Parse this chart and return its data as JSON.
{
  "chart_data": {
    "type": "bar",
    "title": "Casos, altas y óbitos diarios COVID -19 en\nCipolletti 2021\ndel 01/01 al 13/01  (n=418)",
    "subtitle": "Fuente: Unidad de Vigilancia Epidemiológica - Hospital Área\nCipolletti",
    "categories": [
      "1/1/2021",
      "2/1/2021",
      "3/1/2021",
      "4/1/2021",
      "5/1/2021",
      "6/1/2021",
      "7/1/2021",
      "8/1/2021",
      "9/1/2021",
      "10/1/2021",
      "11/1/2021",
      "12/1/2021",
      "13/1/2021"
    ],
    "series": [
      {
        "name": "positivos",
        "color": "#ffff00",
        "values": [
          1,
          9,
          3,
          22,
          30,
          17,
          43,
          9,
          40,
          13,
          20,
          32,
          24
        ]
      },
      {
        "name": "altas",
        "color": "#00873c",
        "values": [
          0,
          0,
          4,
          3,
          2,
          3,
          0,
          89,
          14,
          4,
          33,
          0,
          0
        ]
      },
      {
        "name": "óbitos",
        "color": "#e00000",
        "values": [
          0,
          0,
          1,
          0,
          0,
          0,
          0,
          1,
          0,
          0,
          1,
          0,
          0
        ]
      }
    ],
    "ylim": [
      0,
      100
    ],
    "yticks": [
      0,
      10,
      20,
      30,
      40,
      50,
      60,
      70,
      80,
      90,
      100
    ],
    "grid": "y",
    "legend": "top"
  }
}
* * * * * * * * *
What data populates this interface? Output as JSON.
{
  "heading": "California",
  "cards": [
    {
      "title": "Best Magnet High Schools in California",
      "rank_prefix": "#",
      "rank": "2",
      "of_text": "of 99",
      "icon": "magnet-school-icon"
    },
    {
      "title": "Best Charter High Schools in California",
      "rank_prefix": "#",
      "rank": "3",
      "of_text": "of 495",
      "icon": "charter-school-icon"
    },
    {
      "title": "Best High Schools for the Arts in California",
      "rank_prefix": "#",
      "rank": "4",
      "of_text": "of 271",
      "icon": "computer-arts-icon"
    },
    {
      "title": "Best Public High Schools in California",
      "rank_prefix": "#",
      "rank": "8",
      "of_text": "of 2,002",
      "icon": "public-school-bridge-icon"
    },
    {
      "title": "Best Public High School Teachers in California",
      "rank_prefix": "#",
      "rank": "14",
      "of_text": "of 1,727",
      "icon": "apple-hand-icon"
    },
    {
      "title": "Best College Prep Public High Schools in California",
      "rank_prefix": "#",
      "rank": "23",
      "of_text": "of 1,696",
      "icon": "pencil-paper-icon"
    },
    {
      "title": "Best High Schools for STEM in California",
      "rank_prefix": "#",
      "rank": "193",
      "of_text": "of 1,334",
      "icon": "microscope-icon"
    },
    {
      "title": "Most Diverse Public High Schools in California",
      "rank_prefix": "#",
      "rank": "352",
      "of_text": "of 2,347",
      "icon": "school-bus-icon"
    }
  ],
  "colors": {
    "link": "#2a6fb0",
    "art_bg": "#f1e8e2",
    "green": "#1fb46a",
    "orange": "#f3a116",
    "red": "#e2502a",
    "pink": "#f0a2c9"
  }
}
* * * * * * * * *
- _What you are asked to do_
In the entries above, find each line with the string "icon" and copy it.

- _Finished task_
      "icon": "magnet-school-icon"
      "icon": "charter-school-icon"
      "icon": "computer-arts-icon"
      "icon": "public-school-bridge-icon"
      "icon": "apple-hand-icon"
      "icon": "pencil-paper-icon"
      "icon": "microscope-icon"
      "icon": "school-bus-icon"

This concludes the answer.